TASK DETAILS :: Please copy the lines below word for word, leaving out the pictures.

──────── THE RECORDS ────────

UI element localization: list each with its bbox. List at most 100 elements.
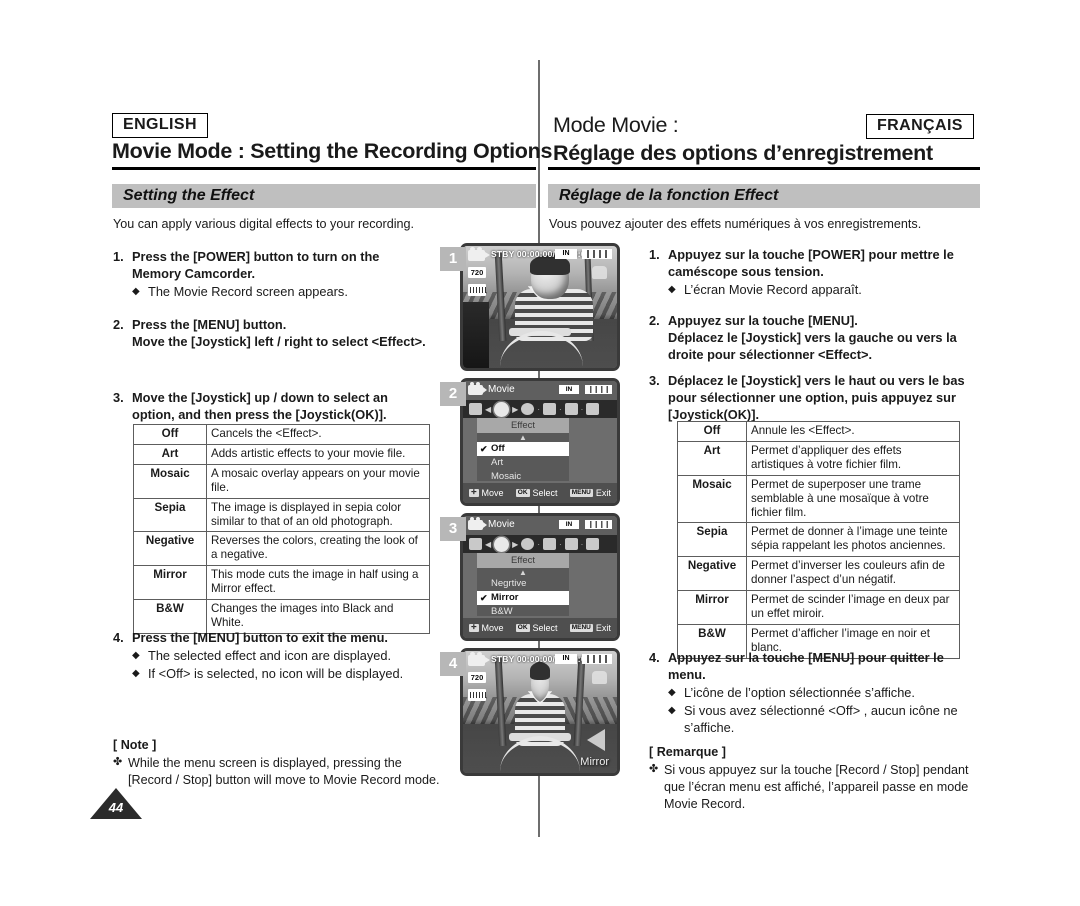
bl-compensation-icon[interactable]	[564, 538, 578, 550]
option-key: B&W	[133, 599, 207, 634]
option-key: Sepia	[133, 497, 207, 533]
menu-item-label: Mirror	[491, 592, 519, 603]
program-ae-icon[interactable]	[586, 538, 600, 550]
table-row: Sepia The image is displayed in sepia co…	[133, 497, 430, 533]
step-number: 2.	[113, 317, 124, 332]
step-number: 4.	[649, 650, 660, 665]
white-balance-icon[interactable]	[521, 538, 535, 550]
header-rule-english	[112, 167, 536, 170]
table-row: Art Adds artistic effects to your movie …	[133, 443, 430, 465]
note-row: ✤ Si vous appuyez sur la touche [Record …	[649, 762, 969, 813]
step-bullet-text: The Movie Record screen appears.	[148, 283, 348, 299]
step-bullet: ◆ Si vous avez sélectionné <Off> , aucun…	[668, 703, 975, 737]
effect-icon[interactable]	[494, 401, 510, 417]
chevron-right-icon[interactable]: ▶	[512, 540, 518, 549]
option-key: Negative	[677, 556, 747, 592]
focus-icon[interactable]	[542, 403, 556, 415]
scroll-up-arrow-icon[interactable]: ▲	[477, 433, 569, 442]
hint-label: Exit	[595, 623, 611, 633]
menu-hint-bar: ✛ Move OK Select MENU Exit	[463, 618, 617, 638]
note-text: While the menu screen is displayed, pres…	[128, 756, 440, 787]
step-number: 3.	[113, 390, 124, 405]
chevron-left-icon[interactable]: ◀	[485, 405, 491, 414]
option-key: Art	[133, 443, 207, 465]
step-bullet: ◆ L’écran Movie Record apparaît.	[668, 282, 975, 299]
hint-select: OK Select	[515, 623, 558, 633]
menu-item-label: Off	[491, 443, 505, 454]
menu-item-label: Mosaic	[491, 471, 522, 482]
camcorder-icon	[468, 517, 487, 530]
table-row: B&W Changes the images into Black and Wh…	[133, 599, 430, 634]
page-number-text: 44	[108, 800, 124, 815]
chevron-right-icon[interactable]: ▶	[512, 405, 518, 414]
hint-move: ✛ Move	[469, 623, 504, 633]
step-french-3: 3. Déplacez le [Joystick] vers le haut o…	[649, 373, 975, 424]
program-ae-icon[interactable]	[586, 403, 600, 415]
menu-item-bw[interactable]: B&W	[477, 605, 569, 619]
step-english-2: 2. Press the [MENU] button. Move the [Jo…	[113, 317, 428, 351]
hint-move: ✛ Move	[469, 488, 504, 498]
menu-option-list[interactable]: ▲ ✔ Off Art Mosaic ▼	[477, 433, 569, 493]
effect-options-table-english: Off Cancels the <Effect>. Art Adds artis…	[133, 424, 430, 634]
effect-icon[interactable]	[494, 536, 510, 552]
step-number: 1.	[649, 247, 660, 262]
ok-key-icon: OK	[515, 488, 530, 498]
battery-icon	[585, 520, 612, 529]
note-block-french: [ Remarque ] ✤ Si vous appuyez sur la to…	[649, 744, 969, 813]
diamond-bullet-icon: ◆	[132, 667, 140, 679]
page-title-french-line1: Mode Movie :	[553, 113, 679, 137]
battery-icon	[585, 385, 612, 394]
screenshot-index: 4	[440, 652, 466, 676]
diamond-bullet-icon: ◆	[132, 285, 140, 297]
memory-in-icon: IN	[555, 654, 577, 664]
menu-titlebar: Movie IN	[463, 516, 617, 535]
note-title: [ Note ]	[113, 738, 157, 752]
menu-key-icon: MENU	[569, 488, 593, 498]
menu-screen: Movie IN ◀ ▶ · · · Effect	[463, 516, 617, 638]
resolution-720-icon: 720	[468, 267, 486, 278]
scroll-up-arrow-icon[interactable]: ▲	[477, 568, 569, 577]
chevron-left-icon[interactable]: ◀	[485, 540, 491, 549]
screenshot-4: 4 STBY 00:00:00/00:40:05 720 IN Mirror	[440, 648, 620, 776]
option-desc: Permet d’inverser les couleurs afin de d…	[746, 556, 960, 592]
step-bullet-text: L’icône de l’option sélectionnée s’affic…	[684, 684, 915, 700]
auto-mode-icon[interactable]	[469, 403, 482, 415]
menu-item-label: Art	[491, 457, 504, 468]
menu-hint-bar: ✛ Move OK Select MENU Exit	[463, 483, 617, 503]
lcd-frame: STBY 00:00:00/00:40:05 720 IN Mirror	[460, 648, 620, 776]
table-row: Off Cancels the <Effect>.	[133, 424, 430, 445]
hint-select: OK Select	[515, 488, 558, 498]
resolution-720-icon: 720	[468, 672, 486, 683]
step-bullet: ◆ The Movie Record screen appears.	[132, 284, 428, 301]
screenshot-index: 2	[440, 382, 466, 406]
menu-icon-row[interactable]: ◀ ▶ · · ·	[463, 400, 617, 418]
step-bullet: ◆ L’icône de l’option sélectionnée s’aff…	[668, 685, 975, 702]
note-text: Si vous appuyez sur la touche [Record / …	[664, 763, 969, 811]
option-key: Mosaic	[677, 474, 747, 524]
option-key: Mirror	[677, 590, 747, 625]
auto-mode-icon[interactable]	[469, 538, 482, 550]
option-key: Mosaic	[133, 463, 207, 499]
option-key: Off	[677, 421, 747, 442]
white-balance-icon[interactable]	[521, 403, 535, 415]
language-badge-english: ENGLISH	[112, 113, 208, 139]
battery-icon	[582, 249, 612, 259]
step-english-4: 4. Press the [MENU] button to exit the m…	[113, 630, 443, 683]
menu-icon-row[interactable]: ◀ ▶ · · ·	[463, 535, 617, 553]
menu-item-negative[interactable]: Negrtive	[477, 577, 569, 591]
note-marker-icon: ✤	[649, 763, 659, 775]
screenshot-3: 3 Movie IN ◀ ▶ · · · Effect ▲ Negrtive ✔…	[440, 513, 620, 641]
memory-in-icon: IN	[555, 249, 577, 259]
section-title-french: Réglage de la fonction Effect	[548, 184, 980, 208]
menu-item-mosaic[interactable]: Mosaic	[477, 470, 569, 484]
diamond-bullet-icon: ◆	[668, 686, 676, 698]
focus-icon[interactable]	[542, 538, 556, 550]
diamond-bullet-icon: ◆	[668, 704, 676, 716]
step-number: 1.	[113, 249, 124, 264]
menu-item-mirror[interactable]: ✔ Mirror	[477, 591, 569, 605]
menu-option-list[interactable]: ▲ Negrtive ✔ Mirror B&W ▼	[477, 568, 569, 628]
menu-item-art[interactable]: Art	[477, 456, 569, 470]
bl-compensation-icon[interactable]	[564, 403, 578, 415]
menu-item-off[interactable]: ✔ Off	[477, 442, 569, 456]
option-desc: Annule les <Effect>.	[746, 421, 960, 442]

────────

RESPONSE TO THIS EXERCISE ::
UI element localization: list each with its bbox. List at most 100 elements.
bl-compensation-icon[interactable]	[564, 538, 578, 550]
option-key: B&W	[133, 599, 207, 634]
option-key: Sepia	[133, 497, 207, 533]
menu-item-label: Mirror	[491, 592, 519, 603]
program-ae-icon[interactable]	[586, 538, 600, 550]
table-row: Sepia The image is displayed in sepia co…	[133, 497, 430, 533]
step-number: 2.	[113, 317, 124, 332]
step-number: 4.	[649, 650, 660, 665]
white-balance-icon[interactable]	[521, 538, 535, 550]
header-rule-english	[112, 167, 536, 170]
table-row: Art Adds artistic effects to your movie …	[133, 443, 430, 465]
note-row: ✤ Si vous appuyez sur la touche [Record …	[649, 762, 969, 813]
step-bullet-text: The Movie Record screen appears.	[148, 283, 348, 299]
step-bullet: ◆ Si vous avez sélectionné <Off> , aucun…	[668, 703, 975, 737]
effect-icon[interactable]	[494, 401, 510, 417]
chevron-right-icon[interactable]: ▶	[512, 540, 518, 549]
option-key: Negative	[677, 556, 747, 592]
focus-icon[interactable]	[542, 403, 556, 415]
scroll-up-arrow-icon[interactable]: ▲	[477, 433, 569, 442]
hint-label: Exit	[595, 623, 611, 633]
menu-hint-bar: ✛ Move OK Select MENU Exit	[463, 618, 617, 638]
note-text: While the menu screen is displayed, pres…	[128, 756, 440, 787]
step-number: 3.	[113, 390, 124, 405]
chevron-left-icon[interactable]: ◀	[485, 405, 491, 414]
option-key: Art	[133, 443, 207, 465]
step-bullet: ◆ L’écran Movie Record apparaît.	[668, 282, 975, 299]
hint-select: OK Select	[515, 623, 558, 633]
menu-item-label: Off	[491, 443, 505, 454]
menu-item-label: Mosaic	[491, 471, 522, 482]
camcorder-icon	[468, 517, 487, 530]
table-row: B&W Changes the images into Black and Wh…	[133, 599, 430, 634]
page-number-text: 44	[108, 800, 124, 815]
chevron-right-icon[interactable]: ▶	[512, 405, 518, 414]
hint-move: ✛ Move	[469, 623, 504, 633]
step-french-3: 3. Déplacez le [Joystick] vers le haut o…	[649, 373, 975, 424]
program-ae-icon[interactable]	[586, 403, 600, 415]
menu-item-bw[interactable]: B&W	[477, 605, 569, 619]
step-english-2: 2. Press the [MENU] button. Move the [Jo…	[113, 317, 428, 351]
hint-move: ✛ Move	[469, 488, 504, 498]
menu-option-list[interactable]: ▲ ✔ Off Art Mosaic ▼	[477, 433, 569, 493]
effect-options-table-english: Off Cancels the <Effect>. Art Adds artis…	[133, 424, 430, 634]
effect-icon[interactable]	[494, 536, 510, 552]
step-number: 1.	[649, 247, 660, 262]
ok-key-icon: OK	[515, 488, 530, 498]
battery-icon	[585, 520, 612, 529]
note-block-french: [ Remarque ] ✤ Si vous appuyez sur la to…	[649, 744, 969, 813]
diamond-bullet-icon: ◆	[132, 667, 140, 679]
page-title-french-line1: Mode Movie :	[553, 113, 679, 137]
battery-icon	[585, 385, 612, 394]
screenshot-index: 4	[440, 652, 466, 676]
diamond-bullet-icon: ◆	[132, 285, 140, 297]
memory-in-icon: IN	[555, 654, 577, 664]
menu-titlebar: Movie IN	[463, 516, 617, 535]
note-title: [ Note ]	[113, 738, 157, 752]
menu-key-icon: MENU	[569, 488, 593, 498]
menu-screen: Movie IN ◀ ▶ · · · Effect	[463, 516, 617, 638]
resolution-720-icon: 720	[468, 267, 486, 278]
scroll-up-arrow-icon[interactable]: ▲	[477, 568, 569, 577]
chevron-left-icon[interactable]: ◀	[485, 540, 491, 549]
screenshot-4: 4 STBY 00:00:00/00:40:05 720 IN Mirror	[440, 648, 620, 776]
option-desc: Permet d’inverser les couleurs afin de d…	[746, 556, 960, 592]
step-bullet-text: L’icône de l’option sélectionnée s’affic…	[684, 684, 915, 700]
auto-mode-icon[interactable]	[469, 403, 482, 415]
menu-item-label: Art	[491, 457, 504, 468]
menu-hint-bar: ✛ Move OK Select MENU Exit	[463, 483, 617, 503]
lcd-frame: STBY 00:00:00/00:40:05 720 IN Mirror	[460, 648, 620, 776]
table-row: Off Cancels the <Effect>.	[133, 424, 430, 445]
hint-select: OK Select	[515, 488, 558, 498]
resolution-720-icon: 720	[468, 672, 486, 683]
step-bullet: ◆ The Movie Record screen appears.	[132, 284, 428, 301]
screenshot-index: 2	[440, 382, 466, 406]
menu-icon-row[interactable]: ◀ ▶ · · ·	[463, 400, 617, 418]
step-bullet: ◆ L’icône de l’option sélectionnée s’aff…	[668, 685, 975, 702]
note-text: Si vous appuyez sur la touche [Record / …	[664, 763, 969, 811]
option-key: Mosaic	[677, 474, 747, 524]
option-key: Mirror	[677, 590, 747, 625]
auto-mode-icon[interactable]	[469, 538, 482, 550]
option-key: Mosaic	[133, 463, 207, 499]
option-key: Off	[677, 421, 747, 442]
white-balance-icon[interactable]	[521, 403, 535, 415]
language-badge-english: ENGLISH	[112, 113, 208, 139]
battery-icon	[582, 249, 612, 259]
step-english-4: 4. Press the [MENU] button to exit the m…	[113, 630, 443, 683]
menu-icon-row[interactable]: ◀ ▶ · · ·	[463, 535, 617, 553]
menu-item-negative[interactable]: Negrtive	[477, 577, 569, 591]
note-marker-icon: ✤	[649, 763, 659, 775]
screenshot-3: 3 Movie IN ◀ ▶ · · · Effect ▲ Negrtive ✔…	[440, 513, 620, 641]
memory-in-icon: IN	[555, 249, 577, 259]
section-title-french: Réglage de la fonction Effect	[548, 184, 980, 208]
menu-item-mosaic[interactable]: Mosaic	[477, 470, 569, 484]
diamond-bullet-icon: ◆	[668, 686, 676, 698]
focus-icon[interactable]	[542, 538, 556, 550]
diamond-bullet-icon: ◆	[668, 704, 676, 716]
step-number: 1.	[113, 249, 124, 264]
menu-item-mirror[interactable]: ✔ Mirror	[477, 591, 569, 605]
menu-option-list[interactable]: ▲ Negrtive ✔ Mirror B&W ▼	[477, 568, 569, 628]
menu-item-art[interactable]: Art	[477, 456, 569, 470]
bl-compensation-icon[interactable]	[564, 403, 578, 415]
menu-item-off[interactable]: ✔ Off	[477, 442, 569, 456]
option-desc: Annule les <Effect>.	[746, 421, 960, 442]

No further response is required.